▶ **ITEMS**:
——————
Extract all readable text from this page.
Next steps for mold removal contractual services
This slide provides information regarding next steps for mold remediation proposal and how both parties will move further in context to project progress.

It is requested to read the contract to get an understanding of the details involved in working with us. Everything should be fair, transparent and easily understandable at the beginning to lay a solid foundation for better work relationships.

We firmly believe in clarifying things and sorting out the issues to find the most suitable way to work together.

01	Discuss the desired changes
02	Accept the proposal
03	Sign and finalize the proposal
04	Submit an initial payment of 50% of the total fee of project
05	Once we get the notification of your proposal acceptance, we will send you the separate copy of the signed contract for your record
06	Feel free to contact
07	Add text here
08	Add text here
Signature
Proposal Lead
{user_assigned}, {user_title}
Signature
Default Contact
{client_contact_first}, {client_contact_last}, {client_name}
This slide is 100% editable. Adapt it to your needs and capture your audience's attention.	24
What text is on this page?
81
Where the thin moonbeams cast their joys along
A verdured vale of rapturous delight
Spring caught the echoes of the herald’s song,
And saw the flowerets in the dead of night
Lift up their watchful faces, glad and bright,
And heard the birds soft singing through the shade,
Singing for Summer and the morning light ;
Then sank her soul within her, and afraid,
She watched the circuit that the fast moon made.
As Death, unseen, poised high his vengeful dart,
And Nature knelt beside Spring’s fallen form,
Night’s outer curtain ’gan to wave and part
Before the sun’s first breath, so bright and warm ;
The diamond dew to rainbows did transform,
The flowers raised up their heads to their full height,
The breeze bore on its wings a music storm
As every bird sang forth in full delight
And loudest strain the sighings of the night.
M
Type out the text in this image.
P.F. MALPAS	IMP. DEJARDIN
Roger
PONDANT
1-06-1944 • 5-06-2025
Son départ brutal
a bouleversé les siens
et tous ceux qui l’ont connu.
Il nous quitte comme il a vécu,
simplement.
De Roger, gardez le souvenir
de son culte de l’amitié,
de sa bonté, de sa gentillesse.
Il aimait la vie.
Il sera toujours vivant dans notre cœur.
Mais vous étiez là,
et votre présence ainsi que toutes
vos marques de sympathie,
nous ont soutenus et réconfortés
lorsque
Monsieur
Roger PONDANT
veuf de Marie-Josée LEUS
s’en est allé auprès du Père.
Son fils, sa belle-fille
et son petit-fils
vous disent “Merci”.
——————
From the listing above, extract all records word for word.

Extract all readable text from this page.
Next steps for mold removal contractual services
This slide provides information regarding next steps for mold remediation proposal and how both parties will move further in context to project progress.

It is requested to read the contract to get an understanding of the details involved in working with us. Everything should be fair, transparent and easily understandable at the beginning to lay a solid foundation for better work relationships.

We firmly believe in clarifying things and sorting out the issues to find the most suitable way to work together.

01	Discuss the desired changes
02	Accept the proposal
03	Sign and finalize the proposal
04	Submit an initial payment of 50% of the total fee of project
05	Once we get the notification of your proposal acceptance, we will send you the separate copy of the signed contract for your record
06	Feel free to contact
07	Add text here
08	Add text here
Signature
Proposal Lead
{user_assigned}, {user_title}
Signature
Default Contact
{client_contact_first}, {client_contact_last}, {client_name}
This slide is 100% editable. Adapt it to your needs and capture your audience's attention.	24
What text is on this page?
81
Where the thin moonbeams cast their joys along
A verdured vale of rapturous delight
Spring caught the echoes of the herald’s song,
And saw the flowerets in the dead of night
Lift up their watchful faces, glad and bright,
And heard the birds soft singing through the shade,
Singing for Summer and the morning light ;
Then sank her soul within her, and afraid,
She watched the circuit that the fast moon made.
As Death, unseen, poised high his vengeful dart,
And Nature knelt beside Spring’s fallen form,
Night’s outer curtain ’gan to wave and part
Before the sun’s first breath, so bright and warm ;
The diamond dew to rainbows did transform,
The flowers raised up their heads to their full height,
The breeze bore on its wings a music storm
As every bird sang forth in full delight
And loudest strain the sighings of the night.
M
Type out the text in this image.
P.F. MALPAS	IMP. DEJARDIN
Roger
PONDANT
1-06-1944 • 5-06-2025
Son départ brutal
a bouleversé les siens
et tous ceux qui l’ont connu.
Il nous quitte comme il a vécu,
simplement.
De Roger, gardez le souvenir
de son culte de l’amitié,
de sa bonté, de sa gentillesse.
Il aimait la vie.
Il sera toujours vivant dans notre cœur.
Mais vous étiez là,
et votre présence ainsi que toutes
vos marques de sympathie,
nous ont soutenus et réconfortés
lorsque
Monsieur
Roger PONDANT
veuf de Marie-Josée LEUS
s’en est allé auprès du Père.
Son fils, sa belle-fille
et son petit-fils
vous disent “Merci”.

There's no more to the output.